*WHAT IS ASKED:* Search the entries below. Return every line that has "Jean" in it.
◆ ◆ ◆ ◆ ◆
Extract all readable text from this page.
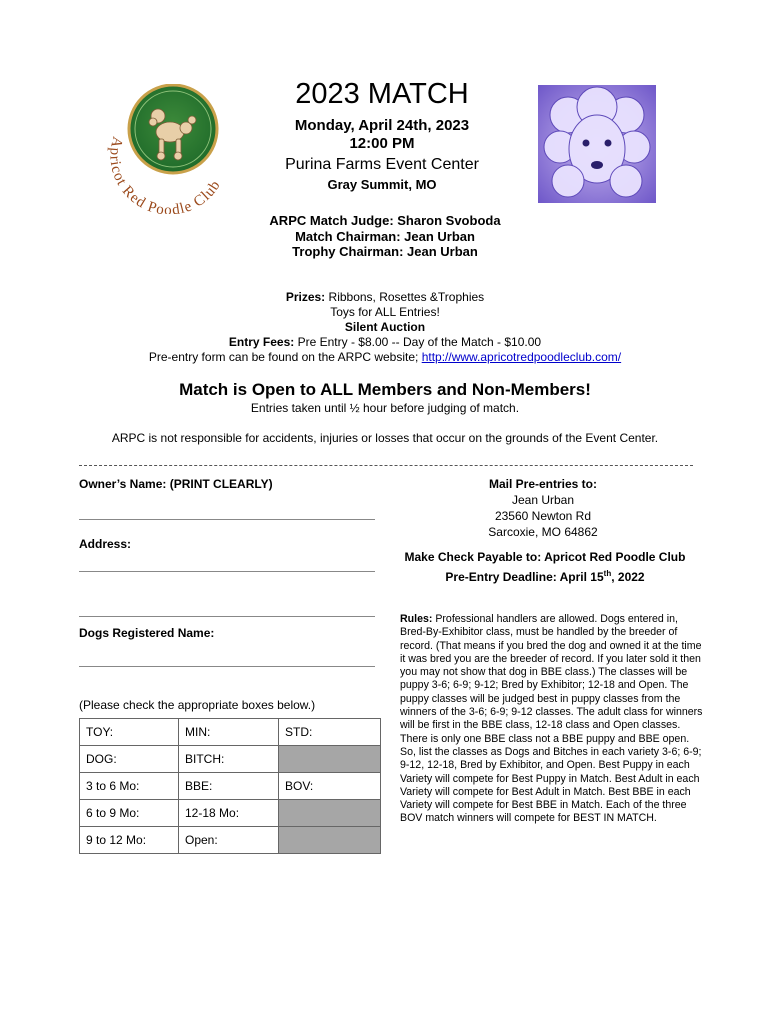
Apricot Red Poodle Club
2023 MATCH
Monday, April 24th, 2023
12:00 PM
Purina Farms Event Center
Gray Summit, MO
ARPC Match Judge: Sharon Svoboda
Match Chairman: Jean Urban
Trophy Chairman: Jean Urban
Prizes: Ribbons, Rosettes &Trophies
Toys for ALL Entries!
Silent Auction
Entry Fees: Pre Entry - $8.00 -- Day of the Match - $10.00
Pre-entry form can be found on the ARPC website; http://www.apricotredpoodleclub.com/
Match is Open to ALL Members and Non-Members!
Entries taken until ½ hour before judging of match.
ARPC is not responsible for accidents, injuries or losses that occur on the grounds of the Event Center.
Owner’s Name: (PRINT CLEARLY)
Address:
Dogs Registered Name:
(Please check the appropriate boxes below.)
TOY:	MIN:	STD:
DOG:	BITCH:	
3 to 6 Mo:	BBE:	BOV:
6 to 9 Mo:	12-18 Mo:	
9 to 12 Mo:	Open:	
Mail Pre-entries to:
Jean Urban
23560 Newton Rd
Sarcoxie, MO 64862
Make Check Payable to: Apricot Red Poodle Club
Pre-Entry Deadline: April 15th, 2022
Rules: Professional handlers are allowed. Dogs entered in, Bred-By-Exhibitor class, must be handled by the breeder of record. (That means if you bred the dog and owned it at the time it was bred you are the breeder of record. If you later sold it then you may not show that dog in BBE class.) The classes will be puppy 3-6; 6-9; 9-12; Bred by Exhibitor; 12-18 and Open. The puppy classes will be judged best in puppy classes from the winners of the 3-6; 6-9; 9-12 classes. The adult class for winners will be first in the BBE class, 12-18 class and Open classes. There is only one BBE class not a BBE puppy and BBE open. So, list the classes as Dogs and Bitches in each variety 3-6; 6-9; 9-12, 12-18, Bred by Exhibitor, and Open. Best Puppy in each Variety will compete for Best Puppy in Match. Best Adult in each Variety will compete for Best Adult in Match. Best BBE in each Variety will compete for Best BBE in Match. Each of the three BOV match winners will compete for BEST IN MATCH.
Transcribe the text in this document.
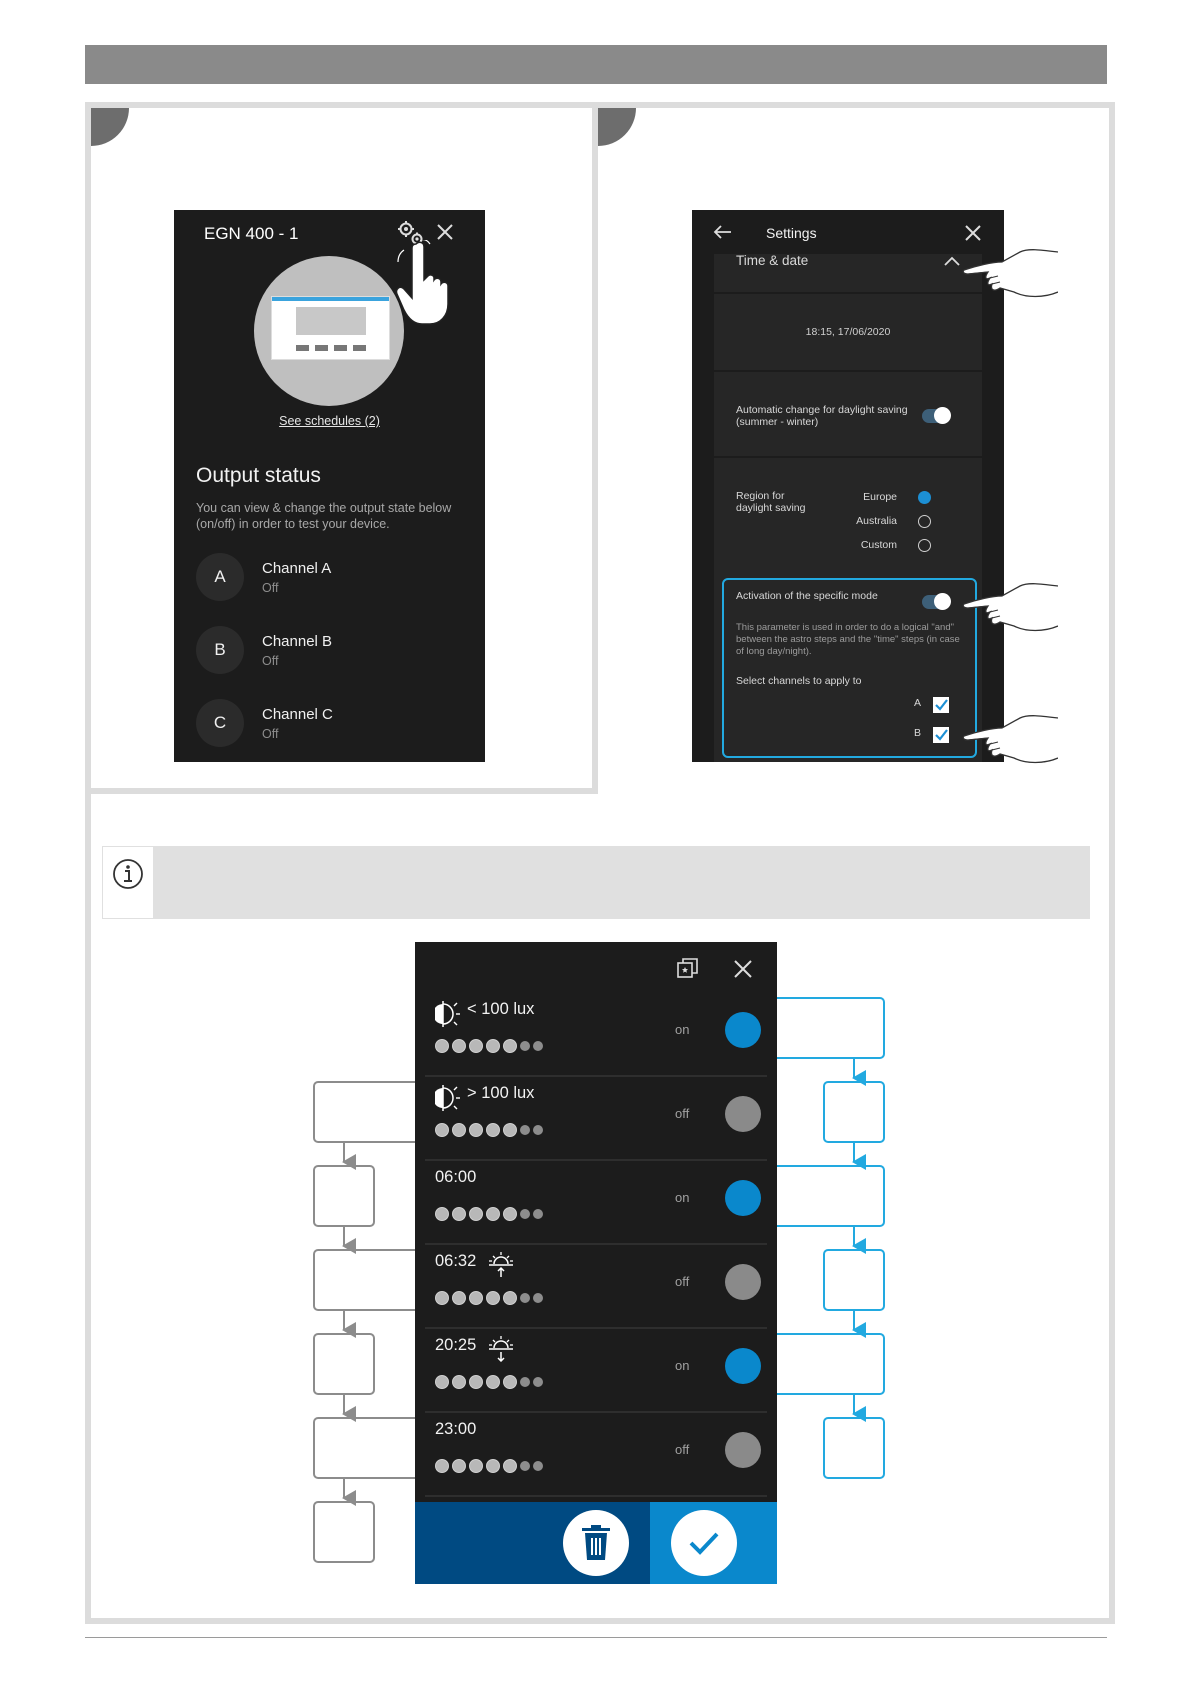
EGN 400 - 1
See schedules (2)
Output status
You can view & change the output state below (on/off) in order to test your device.
A	Channel A
Off
B	Channel B
Off
C	Channel C
Off
Settings
Time & date
18:15, 17/06/2020
Automatic change for daylight saving (summer - winter)
Region for daylight saving
Europe
Australia
Custom
Activation of the specific mode
This parameter is used in order to do a logical "and" between the astro steps and the "time" steps (in case of long day/night).
Select channels to apply to
A
B
< 100 lux
on
> 100 lux
off
06:00
on
06:32
off
20:25
on
23:00
off
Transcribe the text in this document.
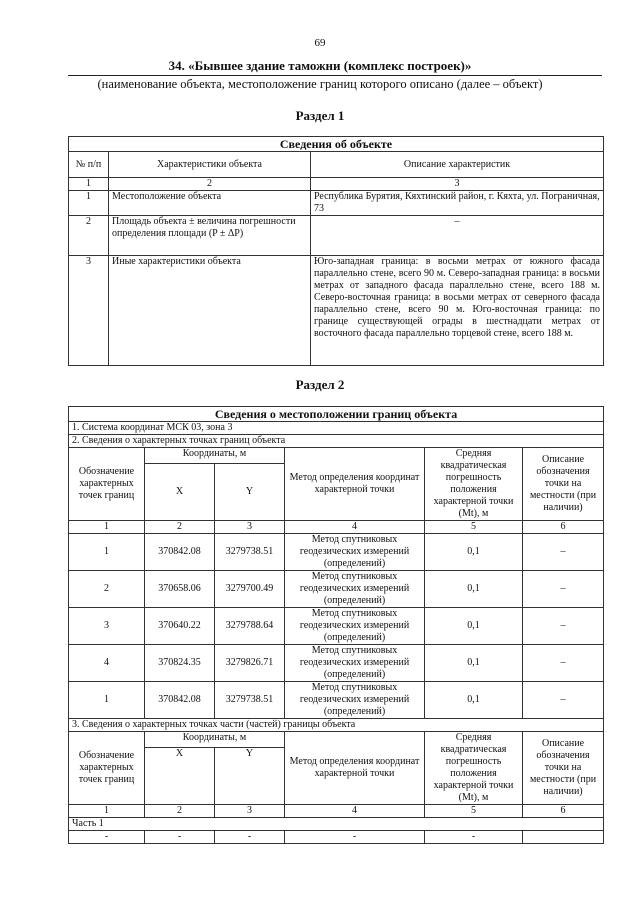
69
34. «Бывшее здание таможни (комплекс построек)»
(наименование объекта, местоположение границ которого описано (далее – объект)
Раздел 1
Сведения об объекте		
№ п/п	Характеристики объекта	Описание характеристик
1	2	3
1	Местоположение объекта	Республика Бурятия, Кяхтинский район, г. Кяхта, ул. Пограничная, 73
2	Площадь объекта ± величина погрешности определения площади (P ± ΔP)	–
3	Иные характеристики объекта	Юго-западная граница: в восьми метрах от южного фасада параллельно стене, всего 90 м. Северо-западная граница: в восьми метрах от западного фасада параллельно стене, всего 188 м. Северо-восточная граница: в восьми метрах от северного фасада параллельно стене, всего 90 м. Юго-восточная граница: по границе существующей ограды в шестнадцати метрах от восточного фасада параллельно торцевой стене, всего 188 м.
Раздел 2
Сведения о местоположении границ объекта					
1. Система координат МСК 03, зона 3					
2. Сведения о характерных точках границ объекта					
Обозначение характерных точек границ	Координаты, м		Метод определения координат характерной точки	Средняя квадратическая погрешность положения характерной точки (Mt), м	Описание обозначения точки на местности (при наличии)
	X	Y			
1	2	3	4	5	6
1	370842.08	3279738.51	Метод спутниковых геодезических измерений (определений)	0,1	–
2	370658.06	3279700.49	Метод спутниковых геодезических измерений (определений)	0,1	–
3	370640.22	3279788.64	Метод спутниковых геодезических измерений (определений)	0,1	–
4	370824.35	3279826.71	Метод спутниковых геодезических измерений (определений)	0,1	–
1	370842.08	3279738.51	Метод спутниковых геодезических измерений (определений)	0,1	–
3. Сведения о характерных точках части (частей) границы объекта					
Обозначение характерных точек границ	Координаты, м		Метод определения координат характерной точки	Средняя квадратическая погрешность положения характерной точки (Mt), м	Описание обозначения точки на местности (при наличии)
	X	Y			
1	2	3	4	5	6
Часть 1					
-	-	-	-	-	
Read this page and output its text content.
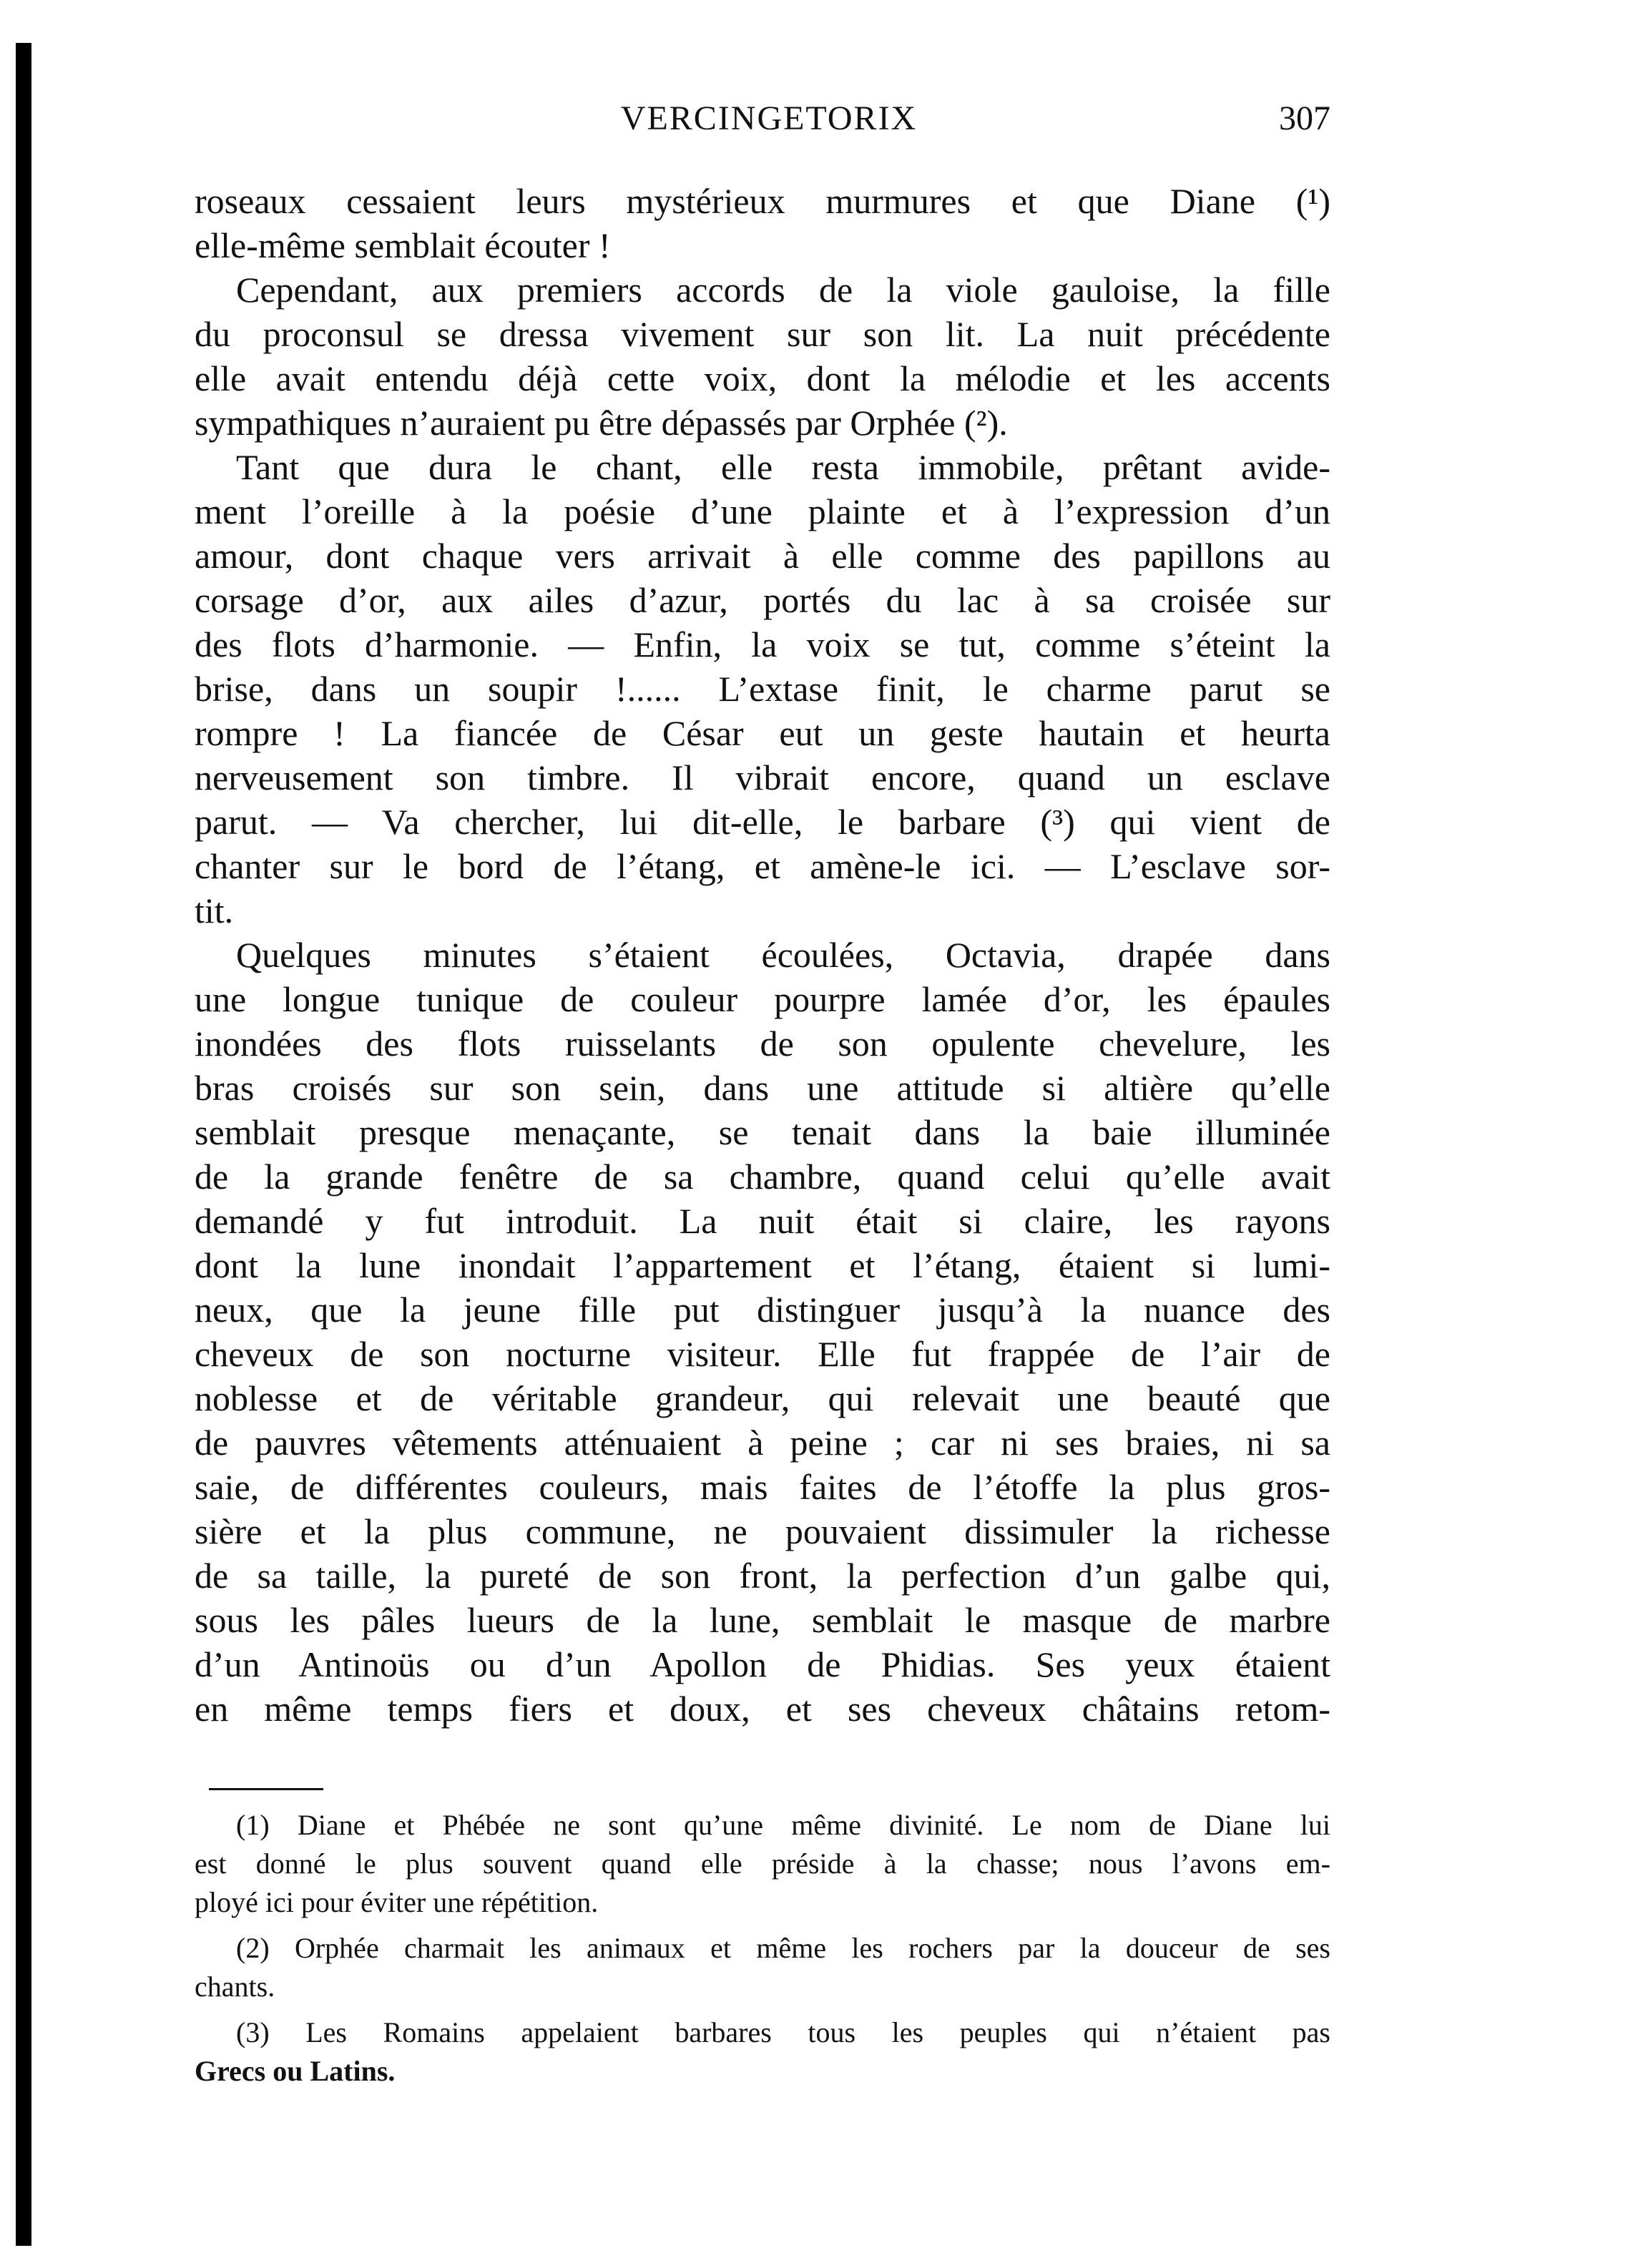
VERCINGETORIX	307
roseaux cessaient leurs mystérieux murmures et que Diane (¹)
elle-même semblait écouter !
Cependant, aux premiers accords de la viole gauloise, la fille
du proconsul se dressa vivement sur son lit. La nuit précédente
elle avait entendu déjà cette voix, dont la mélodie et les accents
sympathiques n’auraient pu être dépassés par Orphée (²).
Tant que dura le chant, elle resta immobile, prêtant avide-
ment l’oreille à la poésie d’une plainte et à l’expression d’un
amour, dont chaque vers arrivait à elle comme des papillons au
corsage d’or, aux ailes d’azur, portés du lac à sa croisée sur
des flots d’harmonie. — Enfin, la voix se tut, comme s’éteint la
brise, dans un soupir !...... L’extase finit, le charme parut se
rompre ! La fiancée de César eut un geste hautain et heurta
nerveusement son timbre. Il vibrait encore, quand un esclave
parut. — Va chercher, lui dit-elle, le barbare (³) qui vient de
chanter sur le bord de l’étang, et amène-le ici. — L’esclave sor-
tit.
Quelques minutes s’étaient écoulées, Octavia, drapée dans
une longue tunique de couleur pourpre lamée d’or, les épaules
inondées des flots ruisselants de son opulente chevelure, les
bras croisés sur son sein, dans une attitude si altière qu’elle
semblait presque menaçante, se tenait dans la baie illuminée
de la grande fenêtre de sa chambre, quand celui qu’elle avait
demandé y fut introduit. La nuit était si claire, les rayons
dont la lune inondait l’appartement et l’étang, étaient si lumi-
neux, que la jeune fille put distinguer jusqu’à la nuance des
cheveux de son nocturne visiteur. Elle fut frappée de l’air de
noblesse et de véritable grandeur, qui relevait une beauté que
de pauvres vêtements atténuaient à peine ; car ni ses braies, ni sa
saie, de différentes couleurs, mais faites de l’étoffe la plus gros-
sière et la plus commune, ne pouvaient dissimuler la richesse
de sa taille, la pureté de son front, la perfection d’un galbe qui,
sous les pâles lueurs de la lune, semblait le masque de marbre
d’un Antinoüs ou d’un Apollon de Phidias. Ses yeux étaient
en même temps fiers et doux, et ses cheveux châtains retom-
(1) Diane et Phébée ne sont qu’une même divinité. Le nom de Diane lui
est donné le plus souvent quand elle préside à la chasse; nous l’avons em-
ployé ici pour éviter une répétition.
(2) Orphée charmait les animaux et même les rochers par la douceur de ses
chants.
(3) Les Romains appelaient barbares tous les peuples qui n’étaient pas
Grecs ou Latins.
◆ ◆ ◆ ◆ ◆
*WRITTEN RESPONSE:*
Match Chairman: Jean Urban
Trophy Chairman: Jean Urban
Jean Urban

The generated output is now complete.